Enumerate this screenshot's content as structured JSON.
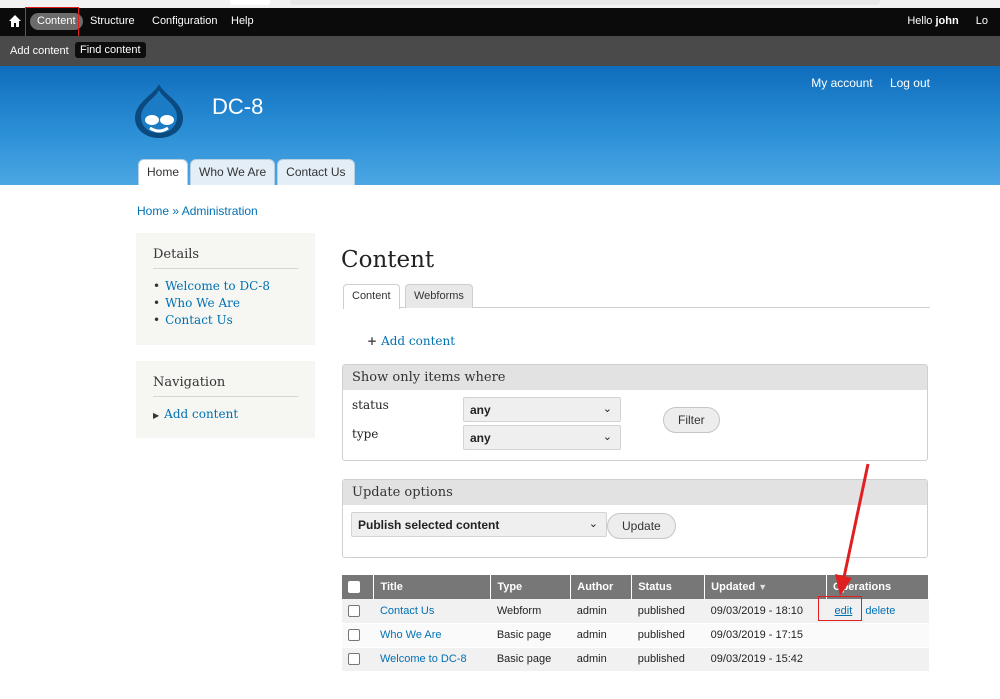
{
  "toolbar": {
    "items": [
      "Content",
      "Structure",
      "Configuration",
      "Help"
    ],
    "hello_prefix": "Hello ",
    "user": "john",
    "logout_cut": "Lo"
  },
  "shortcuts": [
    "Add content",
    "Find content"
  ],
  "header": {
    "site_name": "DC-8",
    "secondary": [
      "My account",
      "Log out"
    ],
    "tabs": [
      "Home",
      "Who We Are",
      "Contact Us"
    ]
  },
  "breadcrumb": "Home » Administration",
  "sidebar": {
    "details": {
      "title": "Details",
      "items": [
        "Welcome to DC-8",
        "Who We Are",
        "Contact Us"
      ]
    },
    "navigation": {
      "title": "Navigation",
      "items": [
        "Add content"
      ]
    }
  },
  "main": {
    "title": "Content",
    "tabs": [
      "Content",
      "Webforms"
    ],
    "add_content": "Add content",
    "filters": {
      "legend": "Show only items where",
      "status_label": "status",
      "status_value": "any",
      "type_label": "type",
      "type_value": "any",
      "filter_button": "Filter"
    },
    "update": {
      "legend": "Update options",
      "selected": "Publish selected content",
      "button": "Update"
    },
    "table": {
      "headers": [
        "Title",
        "Type",
        "Author",
        "Status",
        "Updated",
        "Operations"
      ],
      "rows": [
        {
          "title": "Contact Us",
          "type": "Webform",
          "author": "admin",
          "status": "published",
          "updated": "09/03/2019 - 18:10",
          "ops": [
            "edit",
            "delete"
          ]
        },
        {
          "title": "Who We Are",
          "type": "Basic page",
          "author": "admin",
          "status": "published",
          "updated": "09/03/2019 - 17:15",
          "ops": []
        },
        {
          "title": "Welcome to DC-8",
          "type": "Basic page",
          "author": "admin",
          "status": "published",
          "updated": "09/03/2019 - 15:42",
          "ops": []
        }
      ]
    }
  },
  "colors": {
    "toolbar_bg": "#0b0b0b",
    "header_top": "#0f6dbd",
    "link": "#0071b3",
    "highlight": "#e02020"
  }
}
-*-
Look for the word "Contact" in every line of the listing and copy the lines that have it.

__Output for this task__
      "Contact Us"
        "Contact Us"
          "title": "Contact Us",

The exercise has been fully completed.